[Dataset items]
************

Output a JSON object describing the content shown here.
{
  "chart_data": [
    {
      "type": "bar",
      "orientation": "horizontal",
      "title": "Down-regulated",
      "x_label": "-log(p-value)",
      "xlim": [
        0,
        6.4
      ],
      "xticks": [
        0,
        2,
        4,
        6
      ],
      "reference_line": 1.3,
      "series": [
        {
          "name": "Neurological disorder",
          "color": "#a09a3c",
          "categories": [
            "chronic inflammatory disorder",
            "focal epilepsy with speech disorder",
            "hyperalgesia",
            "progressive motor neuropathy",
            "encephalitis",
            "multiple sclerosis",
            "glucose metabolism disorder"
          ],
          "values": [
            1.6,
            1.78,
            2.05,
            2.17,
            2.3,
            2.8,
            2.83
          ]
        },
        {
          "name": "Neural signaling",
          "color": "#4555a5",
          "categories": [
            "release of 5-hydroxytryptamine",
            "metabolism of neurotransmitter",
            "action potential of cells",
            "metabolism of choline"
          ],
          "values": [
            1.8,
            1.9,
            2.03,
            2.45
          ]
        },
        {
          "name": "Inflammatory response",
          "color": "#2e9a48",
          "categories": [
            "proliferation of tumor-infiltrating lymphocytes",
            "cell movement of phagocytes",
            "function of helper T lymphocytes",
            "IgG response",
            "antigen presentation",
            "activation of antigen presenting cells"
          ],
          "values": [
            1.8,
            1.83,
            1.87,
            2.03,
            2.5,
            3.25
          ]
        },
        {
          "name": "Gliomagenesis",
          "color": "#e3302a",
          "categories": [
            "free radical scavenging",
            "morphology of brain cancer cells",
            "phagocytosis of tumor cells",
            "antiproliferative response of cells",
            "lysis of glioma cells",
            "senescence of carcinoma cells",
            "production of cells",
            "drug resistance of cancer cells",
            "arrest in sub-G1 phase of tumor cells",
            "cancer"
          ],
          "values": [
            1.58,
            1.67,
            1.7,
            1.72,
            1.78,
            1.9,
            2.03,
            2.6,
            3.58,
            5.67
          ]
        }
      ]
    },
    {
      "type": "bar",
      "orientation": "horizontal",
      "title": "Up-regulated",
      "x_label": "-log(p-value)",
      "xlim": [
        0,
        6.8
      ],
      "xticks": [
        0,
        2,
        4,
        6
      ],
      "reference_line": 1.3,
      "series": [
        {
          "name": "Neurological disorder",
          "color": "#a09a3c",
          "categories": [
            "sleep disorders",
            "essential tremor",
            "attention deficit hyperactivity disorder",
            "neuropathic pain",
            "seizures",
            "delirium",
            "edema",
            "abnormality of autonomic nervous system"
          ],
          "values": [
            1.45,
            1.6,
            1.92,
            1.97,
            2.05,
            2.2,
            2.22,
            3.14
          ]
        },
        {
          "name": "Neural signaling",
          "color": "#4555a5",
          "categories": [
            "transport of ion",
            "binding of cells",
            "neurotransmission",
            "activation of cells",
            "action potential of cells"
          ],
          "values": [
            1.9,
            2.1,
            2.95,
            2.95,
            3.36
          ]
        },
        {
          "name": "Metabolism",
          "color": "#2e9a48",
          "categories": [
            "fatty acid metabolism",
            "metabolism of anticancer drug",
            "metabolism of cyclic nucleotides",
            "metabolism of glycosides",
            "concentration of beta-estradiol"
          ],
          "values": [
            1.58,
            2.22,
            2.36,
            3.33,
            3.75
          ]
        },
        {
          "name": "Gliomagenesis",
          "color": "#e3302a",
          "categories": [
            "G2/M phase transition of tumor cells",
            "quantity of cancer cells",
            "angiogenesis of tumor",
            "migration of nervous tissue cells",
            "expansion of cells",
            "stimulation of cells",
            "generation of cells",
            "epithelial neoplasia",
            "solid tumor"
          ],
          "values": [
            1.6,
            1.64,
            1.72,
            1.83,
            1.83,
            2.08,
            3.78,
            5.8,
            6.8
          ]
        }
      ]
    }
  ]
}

************

- Directions -
List every line from the entries above in which "response" appears.

- Exercise answer -
          "name": "Inflammatory response",
            "IgG response",
            "antiproliferative response of cells",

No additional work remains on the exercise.